+++ Stored records +++

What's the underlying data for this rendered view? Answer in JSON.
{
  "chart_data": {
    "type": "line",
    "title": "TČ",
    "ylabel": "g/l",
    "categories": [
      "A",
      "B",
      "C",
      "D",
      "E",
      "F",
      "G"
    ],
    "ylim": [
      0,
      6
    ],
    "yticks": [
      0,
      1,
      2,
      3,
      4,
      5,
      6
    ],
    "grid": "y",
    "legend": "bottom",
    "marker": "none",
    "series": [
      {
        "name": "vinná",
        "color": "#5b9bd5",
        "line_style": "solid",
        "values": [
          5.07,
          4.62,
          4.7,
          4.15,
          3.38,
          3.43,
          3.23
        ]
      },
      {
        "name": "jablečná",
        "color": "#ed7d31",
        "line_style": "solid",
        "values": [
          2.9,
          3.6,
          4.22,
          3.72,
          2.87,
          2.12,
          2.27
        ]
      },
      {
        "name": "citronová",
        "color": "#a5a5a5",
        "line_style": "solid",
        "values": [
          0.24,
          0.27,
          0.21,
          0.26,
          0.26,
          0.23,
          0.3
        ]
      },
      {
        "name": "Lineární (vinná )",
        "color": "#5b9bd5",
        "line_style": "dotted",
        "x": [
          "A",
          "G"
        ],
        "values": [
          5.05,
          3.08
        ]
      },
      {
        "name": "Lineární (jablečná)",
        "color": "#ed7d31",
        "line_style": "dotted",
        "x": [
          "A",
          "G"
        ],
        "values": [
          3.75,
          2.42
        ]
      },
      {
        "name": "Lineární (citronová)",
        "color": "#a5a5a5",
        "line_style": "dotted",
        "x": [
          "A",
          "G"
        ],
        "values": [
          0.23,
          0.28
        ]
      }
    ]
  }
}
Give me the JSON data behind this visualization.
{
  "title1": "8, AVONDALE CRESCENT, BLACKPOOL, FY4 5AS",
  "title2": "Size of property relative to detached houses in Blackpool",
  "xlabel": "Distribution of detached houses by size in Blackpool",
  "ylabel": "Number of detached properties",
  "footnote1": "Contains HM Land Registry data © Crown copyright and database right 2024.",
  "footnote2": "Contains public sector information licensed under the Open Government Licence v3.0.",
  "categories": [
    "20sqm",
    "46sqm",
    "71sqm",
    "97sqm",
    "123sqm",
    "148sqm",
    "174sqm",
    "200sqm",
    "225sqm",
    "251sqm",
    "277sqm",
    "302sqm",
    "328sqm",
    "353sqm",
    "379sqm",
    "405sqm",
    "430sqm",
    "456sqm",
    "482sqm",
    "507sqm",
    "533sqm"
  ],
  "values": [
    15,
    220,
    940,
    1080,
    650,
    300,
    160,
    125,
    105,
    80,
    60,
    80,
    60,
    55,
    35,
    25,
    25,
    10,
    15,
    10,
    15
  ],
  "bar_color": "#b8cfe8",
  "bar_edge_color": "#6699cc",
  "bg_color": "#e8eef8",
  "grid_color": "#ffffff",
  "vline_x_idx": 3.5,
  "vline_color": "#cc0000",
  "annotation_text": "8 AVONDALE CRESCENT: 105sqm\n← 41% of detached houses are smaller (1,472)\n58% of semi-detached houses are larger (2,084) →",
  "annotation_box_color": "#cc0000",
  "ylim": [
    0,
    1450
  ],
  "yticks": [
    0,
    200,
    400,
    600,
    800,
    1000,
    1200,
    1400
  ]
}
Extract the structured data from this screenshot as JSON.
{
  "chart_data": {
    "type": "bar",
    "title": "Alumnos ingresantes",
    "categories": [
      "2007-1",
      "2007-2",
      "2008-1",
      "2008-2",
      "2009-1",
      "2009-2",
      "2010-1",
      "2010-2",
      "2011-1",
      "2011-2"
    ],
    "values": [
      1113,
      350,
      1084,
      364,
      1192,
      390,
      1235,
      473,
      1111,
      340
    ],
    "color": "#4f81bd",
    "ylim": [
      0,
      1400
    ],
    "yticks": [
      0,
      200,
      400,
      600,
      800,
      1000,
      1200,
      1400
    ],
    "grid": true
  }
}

+++

→ To do
Repeat only what runs from the line holding "Extract the structured" to the end of the data, keeping every line exactly as written, first and last included.

→ Correct response
Extract the structured data from this screenshot as JSON.
{
  "chart_data": {
    "type": "bar",
    "title": "Alumnos ingresantes",
    "categories": [
      "2007-1",
      "2007-2",
      "2008-1",
      "2008-2",
      "2009-1",
      "2009-2",
      "2010-1",
      "2010-2",
      "2011-1",
      "2011-2"
    ],
    "values": [
      1113,
      350,
      1084,
      364,
      1192,
      390,
      1235,
      473,
      1111,
      340
    ],
    "color": "#4f81bd",
    "ylim": [
      0,
      1400
    ],
    "yticks": [
      0,
      200,
      400,
      600,
      800,
      1000,
      1200,
      1400
    ],
    "grid": true
  }
}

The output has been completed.